Material supplied
— Begin —
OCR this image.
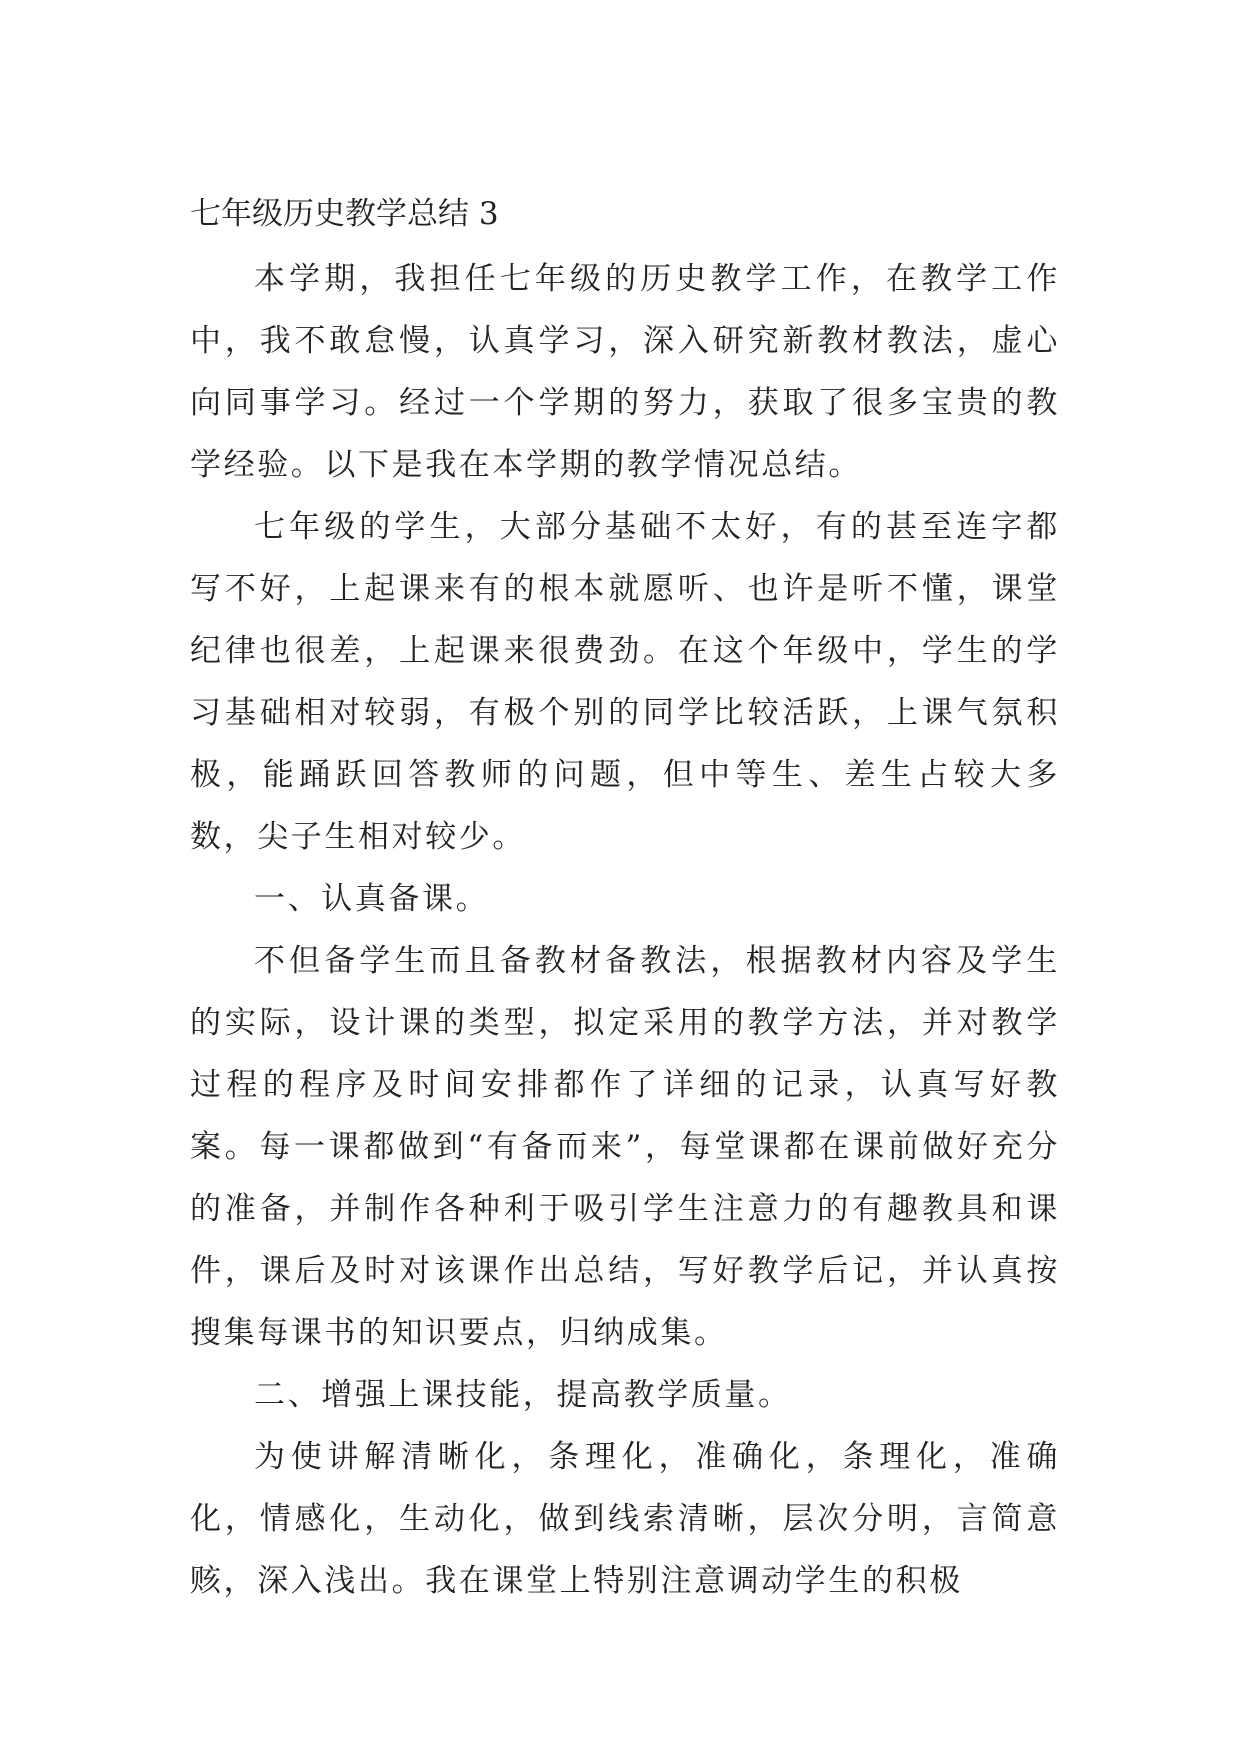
七年级历史教学总结 3

本学期，我担任七年级的历史教学工作，在教学工作中，我不敢怠慢，认真学习，深入研究新教材教法，虚心向同事学习。经过一个学期的努力，获取了很多宝贵的教学经验。以下是我在本学期的教学情况总结。

七年级的学生，大部分基础不太好，有的甚至连字都写不好，上起课来有的根本就愿听、也许是听不懂，课堂纪律也很差，上起课来很费劲。在这个年级中，学生的学习基础相对较弱，有极个别的同学比较活跃，上课气氛积极，能踊跃回答教师的问题，但中等生、差生占较大多数，尖子生相对较少。

一、认真备课。

不但备学生而且备教材备教法，根据教材内容及学生的实际，设计课的类型，拟定采用的教学方法，并对教学过程的程序及时间安排都作了详细的记录，认真写好教案。每一课都做到“有备而来”，每堂课都在课前做好充分的准备，并制作各种利于吸引学生注意力的有趣教具和课件，课后及时对该课作出总结，写好教学后记，并认真按搜集每课书的知识要点，归纳成集。

二、增强上课技能，提高教学质量。

为使讲解清晰化，条理化，准确化，条理化，准确化，情感化，生动化，做到线索清晰，层次分明，言简意赅，深入浅出。我在课堂上特别注意调动学生的积极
— End —
What the task requires
Without including any picture, retype the entries exactly.

Correct response
OCR this image.
七年级历史教学总结 3

本学期，我担任七年级的历史教学工作，在教学工作中，我不敢怠慢，认真学习，深入研究新教材教法，虚心向同事学习。经过一个学期的努力，获取了很多宝贵的教学经验。以下是我在本学期的教学情况总结。

七年级的学生，大部分基础不太好，有的甚至连字都写不好，上起课来有的根本就愿听、也许是听不懂，课堂纪律也很差，上起课来很费劲。在这个年级中，学生的学习基础相对较弱，有极个别的同学比较活跃，上课气氛积极，能踊跃回答教师的问题，但中等生、差生占较大多数，尖子生相对较少。

一、认真备课。

不但备学生而且备教材备教法，根据教材内容及学生的实际，设计课的类型，拟定采用的教学方法，并对教学过程的程序及时间安排都作了详细的记录，认真写好教案。每一课都做到“有备而来”，每堂课都在课前做好充分的准备，并制作各种利于吸引学生注意力的有趣教具和课件，课后及时对该课作出总结，写好教学后记，并认真按搜集每课书的知识要点，归纳成集。

二、增强上课技能，提高教学质量。

为使讲解清晰化，条理化，准确化，条理化，准确化，情感化，生动化，做到线索清晰，层次分明，言简意赅，深入浅出。我在课堂上特别注意调动学生的积极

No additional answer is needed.